• _WHAT TO PRODUCE_
Where a line holds the word "børn", copy that line.

--- Begin ---

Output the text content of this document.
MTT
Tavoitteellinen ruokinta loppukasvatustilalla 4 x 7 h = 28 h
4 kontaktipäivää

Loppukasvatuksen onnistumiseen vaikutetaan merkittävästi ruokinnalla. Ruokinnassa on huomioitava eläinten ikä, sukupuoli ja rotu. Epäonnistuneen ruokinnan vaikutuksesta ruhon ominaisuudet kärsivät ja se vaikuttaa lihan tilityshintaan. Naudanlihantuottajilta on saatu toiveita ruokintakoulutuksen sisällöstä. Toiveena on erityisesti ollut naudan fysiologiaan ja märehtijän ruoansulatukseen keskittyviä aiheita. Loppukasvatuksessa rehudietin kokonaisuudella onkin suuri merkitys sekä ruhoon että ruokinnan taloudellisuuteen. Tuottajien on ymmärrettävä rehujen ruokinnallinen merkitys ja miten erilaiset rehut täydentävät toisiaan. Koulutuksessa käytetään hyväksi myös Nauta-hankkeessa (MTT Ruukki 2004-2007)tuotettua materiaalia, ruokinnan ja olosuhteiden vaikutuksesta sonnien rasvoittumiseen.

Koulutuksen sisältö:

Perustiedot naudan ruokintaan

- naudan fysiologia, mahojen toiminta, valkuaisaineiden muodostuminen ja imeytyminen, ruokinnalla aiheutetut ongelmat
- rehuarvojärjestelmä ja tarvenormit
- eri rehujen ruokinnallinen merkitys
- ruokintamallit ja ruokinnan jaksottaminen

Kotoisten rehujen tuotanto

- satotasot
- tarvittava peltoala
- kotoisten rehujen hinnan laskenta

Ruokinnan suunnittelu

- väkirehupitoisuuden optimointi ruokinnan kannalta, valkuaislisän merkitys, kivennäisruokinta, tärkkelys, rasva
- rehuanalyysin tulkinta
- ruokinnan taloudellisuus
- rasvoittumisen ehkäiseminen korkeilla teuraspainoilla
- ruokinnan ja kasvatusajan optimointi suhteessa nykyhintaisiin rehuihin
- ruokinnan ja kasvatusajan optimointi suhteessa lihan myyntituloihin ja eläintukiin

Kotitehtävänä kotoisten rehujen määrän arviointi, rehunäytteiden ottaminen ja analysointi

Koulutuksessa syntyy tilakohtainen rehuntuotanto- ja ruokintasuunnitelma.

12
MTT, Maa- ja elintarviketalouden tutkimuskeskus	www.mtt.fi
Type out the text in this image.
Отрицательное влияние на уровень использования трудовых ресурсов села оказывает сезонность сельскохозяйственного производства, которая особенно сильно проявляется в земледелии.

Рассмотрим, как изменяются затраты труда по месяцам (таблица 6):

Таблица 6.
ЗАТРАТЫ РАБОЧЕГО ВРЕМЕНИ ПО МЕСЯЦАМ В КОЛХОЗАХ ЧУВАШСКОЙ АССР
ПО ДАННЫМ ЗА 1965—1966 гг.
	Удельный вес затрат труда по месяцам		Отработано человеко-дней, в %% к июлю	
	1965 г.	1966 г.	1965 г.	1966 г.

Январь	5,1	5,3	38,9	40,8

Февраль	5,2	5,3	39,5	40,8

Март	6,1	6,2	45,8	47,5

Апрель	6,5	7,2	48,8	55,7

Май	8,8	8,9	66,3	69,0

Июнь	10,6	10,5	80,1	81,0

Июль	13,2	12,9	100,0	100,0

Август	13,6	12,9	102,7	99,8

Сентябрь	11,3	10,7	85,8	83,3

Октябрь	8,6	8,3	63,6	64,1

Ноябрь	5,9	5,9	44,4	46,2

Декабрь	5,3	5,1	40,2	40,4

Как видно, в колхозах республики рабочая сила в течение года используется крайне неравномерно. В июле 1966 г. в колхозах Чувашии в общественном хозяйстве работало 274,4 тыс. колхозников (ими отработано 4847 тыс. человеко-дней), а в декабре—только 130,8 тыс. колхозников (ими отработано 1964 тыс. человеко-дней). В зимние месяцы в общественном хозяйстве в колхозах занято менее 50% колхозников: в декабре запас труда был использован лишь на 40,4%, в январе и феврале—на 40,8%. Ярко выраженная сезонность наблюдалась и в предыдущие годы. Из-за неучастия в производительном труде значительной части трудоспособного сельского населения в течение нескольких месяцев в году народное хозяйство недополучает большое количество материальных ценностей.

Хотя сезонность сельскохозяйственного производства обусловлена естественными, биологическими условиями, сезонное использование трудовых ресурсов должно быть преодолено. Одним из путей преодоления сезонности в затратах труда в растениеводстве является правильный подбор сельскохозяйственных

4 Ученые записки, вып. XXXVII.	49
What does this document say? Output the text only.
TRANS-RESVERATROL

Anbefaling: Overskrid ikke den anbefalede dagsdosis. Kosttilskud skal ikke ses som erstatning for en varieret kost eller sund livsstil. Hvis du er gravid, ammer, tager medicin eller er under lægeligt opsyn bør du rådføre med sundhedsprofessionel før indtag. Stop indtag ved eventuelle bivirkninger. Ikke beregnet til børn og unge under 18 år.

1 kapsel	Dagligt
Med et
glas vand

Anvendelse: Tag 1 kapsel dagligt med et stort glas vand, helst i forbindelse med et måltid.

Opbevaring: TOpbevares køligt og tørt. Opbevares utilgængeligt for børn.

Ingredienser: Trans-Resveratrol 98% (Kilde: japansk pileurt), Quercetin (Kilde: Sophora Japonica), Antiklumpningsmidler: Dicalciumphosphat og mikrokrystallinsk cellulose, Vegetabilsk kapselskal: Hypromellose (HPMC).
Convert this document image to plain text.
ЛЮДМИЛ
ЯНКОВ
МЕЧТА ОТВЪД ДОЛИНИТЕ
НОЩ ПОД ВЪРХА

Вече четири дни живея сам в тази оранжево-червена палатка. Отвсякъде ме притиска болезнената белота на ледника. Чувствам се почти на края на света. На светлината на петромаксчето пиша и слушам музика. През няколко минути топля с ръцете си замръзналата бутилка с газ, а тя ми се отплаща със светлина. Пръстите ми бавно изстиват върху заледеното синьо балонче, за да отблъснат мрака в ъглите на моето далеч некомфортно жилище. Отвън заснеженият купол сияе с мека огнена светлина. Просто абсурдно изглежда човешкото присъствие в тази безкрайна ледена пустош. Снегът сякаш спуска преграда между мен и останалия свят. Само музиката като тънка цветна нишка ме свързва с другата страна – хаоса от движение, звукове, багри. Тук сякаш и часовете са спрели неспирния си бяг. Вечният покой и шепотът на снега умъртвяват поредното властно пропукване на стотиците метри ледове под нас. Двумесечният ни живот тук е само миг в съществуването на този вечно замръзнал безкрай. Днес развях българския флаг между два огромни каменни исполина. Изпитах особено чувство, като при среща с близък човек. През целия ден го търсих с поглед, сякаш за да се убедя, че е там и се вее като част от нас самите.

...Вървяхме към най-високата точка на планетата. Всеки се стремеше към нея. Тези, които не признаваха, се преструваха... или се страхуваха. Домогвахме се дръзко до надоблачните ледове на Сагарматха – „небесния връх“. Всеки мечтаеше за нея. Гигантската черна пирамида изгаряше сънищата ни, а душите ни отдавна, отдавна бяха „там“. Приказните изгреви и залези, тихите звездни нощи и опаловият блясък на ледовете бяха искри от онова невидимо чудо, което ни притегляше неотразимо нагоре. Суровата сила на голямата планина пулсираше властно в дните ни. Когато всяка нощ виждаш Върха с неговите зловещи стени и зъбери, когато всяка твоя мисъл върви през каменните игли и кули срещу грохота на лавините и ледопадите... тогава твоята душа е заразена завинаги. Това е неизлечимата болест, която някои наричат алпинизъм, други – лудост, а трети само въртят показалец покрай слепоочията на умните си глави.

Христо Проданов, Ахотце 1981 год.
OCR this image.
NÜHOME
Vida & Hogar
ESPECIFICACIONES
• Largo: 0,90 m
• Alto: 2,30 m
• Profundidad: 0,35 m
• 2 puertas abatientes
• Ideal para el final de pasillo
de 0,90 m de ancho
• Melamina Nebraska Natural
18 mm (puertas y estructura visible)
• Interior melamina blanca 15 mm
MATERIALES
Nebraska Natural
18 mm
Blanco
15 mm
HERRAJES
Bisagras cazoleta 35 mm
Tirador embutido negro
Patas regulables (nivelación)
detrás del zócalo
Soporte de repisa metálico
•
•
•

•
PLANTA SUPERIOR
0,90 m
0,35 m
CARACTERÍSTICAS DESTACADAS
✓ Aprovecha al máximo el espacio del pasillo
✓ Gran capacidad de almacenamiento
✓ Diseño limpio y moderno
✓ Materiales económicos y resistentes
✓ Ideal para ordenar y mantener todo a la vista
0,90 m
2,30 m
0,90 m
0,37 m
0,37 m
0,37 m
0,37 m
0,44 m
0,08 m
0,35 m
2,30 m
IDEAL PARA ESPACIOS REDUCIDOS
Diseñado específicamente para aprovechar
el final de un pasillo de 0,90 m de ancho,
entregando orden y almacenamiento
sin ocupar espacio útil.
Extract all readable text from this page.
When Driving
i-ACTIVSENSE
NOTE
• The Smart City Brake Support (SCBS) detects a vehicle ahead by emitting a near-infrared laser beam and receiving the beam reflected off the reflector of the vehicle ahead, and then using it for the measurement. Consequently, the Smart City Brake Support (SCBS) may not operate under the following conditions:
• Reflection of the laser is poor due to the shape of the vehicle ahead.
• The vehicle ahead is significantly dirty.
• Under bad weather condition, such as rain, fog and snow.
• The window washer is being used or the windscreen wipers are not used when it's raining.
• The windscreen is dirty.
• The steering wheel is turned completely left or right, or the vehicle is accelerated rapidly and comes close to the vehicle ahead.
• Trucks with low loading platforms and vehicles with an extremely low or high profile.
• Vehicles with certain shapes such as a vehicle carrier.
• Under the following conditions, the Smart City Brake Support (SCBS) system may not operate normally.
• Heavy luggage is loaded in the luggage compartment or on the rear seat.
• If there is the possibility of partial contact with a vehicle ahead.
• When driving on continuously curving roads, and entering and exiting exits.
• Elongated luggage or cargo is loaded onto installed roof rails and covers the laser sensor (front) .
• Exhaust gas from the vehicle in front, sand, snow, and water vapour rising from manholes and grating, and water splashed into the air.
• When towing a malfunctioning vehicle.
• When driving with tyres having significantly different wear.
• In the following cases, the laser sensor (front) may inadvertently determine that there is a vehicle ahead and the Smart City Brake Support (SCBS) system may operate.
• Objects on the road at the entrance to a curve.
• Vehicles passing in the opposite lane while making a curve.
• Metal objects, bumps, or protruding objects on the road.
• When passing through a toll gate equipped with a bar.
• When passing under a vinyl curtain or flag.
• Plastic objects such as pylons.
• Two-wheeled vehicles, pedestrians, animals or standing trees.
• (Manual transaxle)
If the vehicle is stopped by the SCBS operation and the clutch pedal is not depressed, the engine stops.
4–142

--- End ---

• _THE COMPLETED TASK_
Anbefaling: Overskrid ikke den anbefalede dagsdosis. Kosttilskud skal ikke ses som erstatning for en varieret kost eller sund livsstil. Hvis du er gravid, ammer, tager medicin eller er under lægeligt opsyn bør du rådføre med sundhedsprofessionel før indtag. Stop indtag ved eventuelle bivirkninger. Ikke beregnet til børn og unge under 18 år.
Opbevaring: TOpbevares køligt og tørt. Opbevares utilgængeligt for børn.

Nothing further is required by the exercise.